• _MATERIAL SHOWN_:
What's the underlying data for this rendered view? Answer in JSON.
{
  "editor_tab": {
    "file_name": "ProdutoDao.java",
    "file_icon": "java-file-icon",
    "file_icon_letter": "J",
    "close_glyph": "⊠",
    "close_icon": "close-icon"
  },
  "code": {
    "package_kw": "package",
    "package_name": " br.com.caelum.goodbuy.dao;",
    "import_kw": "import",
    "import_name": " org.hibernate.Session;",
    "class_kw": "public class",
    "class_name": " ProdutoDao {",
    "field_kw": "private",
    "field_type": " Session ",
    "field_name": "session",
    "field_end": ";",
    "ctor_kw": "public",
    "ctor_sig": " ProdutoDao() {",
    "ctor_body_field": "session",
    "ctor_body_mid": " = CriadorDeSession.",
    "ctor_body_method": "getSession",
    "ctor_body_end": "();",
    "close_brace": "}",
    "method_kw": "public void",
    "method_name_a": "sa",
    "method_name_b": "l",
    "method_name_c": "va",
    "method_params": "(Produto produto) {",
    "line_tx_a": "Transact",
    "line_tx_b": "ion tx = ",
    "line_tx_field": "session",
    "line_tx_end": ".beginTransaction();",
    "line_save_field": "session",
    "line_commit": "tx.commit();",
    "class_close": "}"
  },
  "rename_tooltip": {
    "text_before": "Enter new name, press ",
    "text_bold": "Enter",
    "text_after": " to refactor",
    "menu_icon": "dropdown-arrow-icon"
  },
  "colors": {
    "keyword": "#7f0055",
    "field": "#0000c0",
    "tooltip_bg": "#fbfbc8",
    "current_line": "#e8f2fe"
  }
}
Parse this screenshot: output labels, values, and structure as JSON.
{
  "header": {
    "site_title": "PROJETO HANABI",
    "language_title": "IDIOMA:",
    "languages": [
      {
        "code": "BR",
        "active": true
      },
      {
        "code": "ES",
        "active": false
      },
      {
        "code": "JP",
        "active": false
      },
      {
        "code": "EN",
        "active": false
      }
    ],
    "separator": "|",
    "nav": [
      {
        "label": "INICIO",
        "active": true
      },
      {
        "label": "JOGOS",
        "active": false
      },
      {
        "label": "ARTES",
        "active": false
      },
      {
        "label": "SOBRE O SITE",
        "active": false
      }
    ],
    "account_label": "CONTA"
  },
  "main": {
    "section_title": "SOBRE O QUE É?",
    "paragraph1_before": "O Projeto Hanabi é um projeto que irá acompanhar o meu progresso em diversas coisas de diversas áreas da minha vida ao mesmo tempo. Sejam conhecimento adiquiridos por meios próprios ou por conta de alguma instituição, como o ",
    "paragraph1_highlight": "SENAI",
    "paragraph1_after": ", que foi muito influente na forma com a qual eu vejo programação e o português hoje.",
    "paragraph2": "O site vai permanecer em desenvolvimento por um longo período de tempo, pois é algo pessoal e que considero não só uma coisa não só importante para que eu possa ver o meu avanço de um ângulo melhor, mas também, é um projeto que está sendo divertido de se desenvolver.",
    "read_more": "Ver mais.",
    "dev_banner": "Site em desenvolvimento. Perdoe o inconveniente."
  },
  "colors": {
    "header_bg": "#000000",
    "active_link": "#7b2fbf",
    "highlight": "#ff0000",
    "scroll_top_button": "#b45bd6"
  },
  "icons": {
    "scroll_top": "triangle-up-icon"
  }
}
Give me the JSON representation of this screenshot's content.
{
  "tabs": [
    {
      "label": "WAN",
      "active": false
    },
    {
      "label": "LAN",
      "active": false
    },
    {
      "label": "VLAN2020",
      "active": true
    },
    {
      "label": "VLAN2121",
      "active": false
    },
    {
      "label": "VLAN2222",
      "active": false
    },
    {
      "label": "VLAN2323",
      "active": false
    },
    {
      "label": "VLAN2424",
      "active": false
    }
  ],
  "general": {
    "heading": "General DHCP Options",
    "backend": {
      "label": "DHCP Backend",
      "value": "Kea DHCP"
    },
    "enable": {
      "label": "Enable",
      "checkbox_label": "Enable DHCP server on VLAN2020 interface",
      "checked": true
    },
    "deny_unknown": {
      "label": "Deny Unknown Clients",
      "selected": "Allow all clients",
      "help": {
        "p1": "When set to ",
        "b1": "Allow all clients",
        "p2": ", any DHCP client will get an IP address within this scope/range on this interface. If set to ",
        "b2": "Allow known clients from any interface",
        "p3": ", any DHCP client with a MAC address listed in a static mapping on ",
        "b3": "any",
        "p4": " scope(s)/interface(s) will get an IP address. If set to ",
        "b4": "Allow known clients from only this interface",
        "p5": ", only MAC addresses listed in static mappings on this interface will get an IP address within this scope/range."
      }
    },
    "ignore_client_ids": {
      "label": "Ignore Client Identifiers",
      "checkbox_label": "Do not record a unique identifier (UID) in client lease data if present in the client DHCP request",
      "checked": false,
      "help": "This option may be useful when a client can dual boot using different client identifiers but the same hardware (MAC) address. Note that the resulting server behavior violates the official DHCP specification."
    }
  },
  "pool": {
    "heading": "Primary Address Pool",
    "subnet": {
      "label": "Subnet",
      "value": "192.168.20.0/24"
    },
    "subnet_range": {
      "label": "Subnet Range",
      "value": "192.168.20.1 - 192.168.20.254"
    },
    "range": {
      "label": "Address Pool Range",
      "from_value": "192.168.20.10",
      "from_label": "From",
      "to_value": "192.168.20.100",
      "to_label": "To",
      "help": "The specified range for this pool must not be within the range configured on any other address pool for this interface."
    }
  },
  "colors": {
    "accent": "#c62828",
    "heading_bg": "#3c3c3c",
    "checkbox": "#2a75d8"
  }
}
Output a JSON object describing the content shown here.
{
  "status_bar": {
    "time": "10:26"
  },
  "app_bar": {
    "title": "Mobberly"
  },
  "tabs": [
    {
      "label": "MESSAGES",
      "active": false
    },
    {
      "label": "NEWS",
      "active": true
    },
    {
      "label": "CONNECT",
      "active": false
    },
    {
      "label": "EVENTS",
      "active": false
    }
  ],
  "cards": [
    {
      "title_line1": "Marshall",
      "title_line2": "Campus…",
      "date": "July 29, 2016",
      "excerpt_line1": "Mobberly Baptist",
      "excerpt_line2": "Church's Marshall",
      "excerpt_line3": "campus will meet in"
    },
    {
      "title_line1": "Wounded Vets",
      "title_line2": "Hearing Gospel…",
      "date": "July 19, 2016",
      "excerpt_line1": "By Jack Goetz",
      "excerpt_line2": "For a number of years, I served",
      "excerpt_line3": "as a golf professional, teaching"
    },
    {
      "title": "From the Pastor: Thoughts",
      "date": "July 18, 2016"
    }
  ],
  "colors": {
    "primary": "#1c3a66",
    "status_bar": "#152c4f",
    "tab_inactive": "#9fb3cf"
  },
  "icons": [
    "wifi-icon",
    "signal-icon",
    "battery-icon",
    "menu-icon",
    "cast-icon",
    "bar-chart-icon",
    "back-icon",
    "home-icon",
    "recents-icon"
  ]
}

• _STATED GOAL_:
Filter lines by "date" and return each hit.

• _SOLUTION_:
      "date": "July 29, 2016",
      "date": "July 19, 2016",
      "date": "July 18, 2016"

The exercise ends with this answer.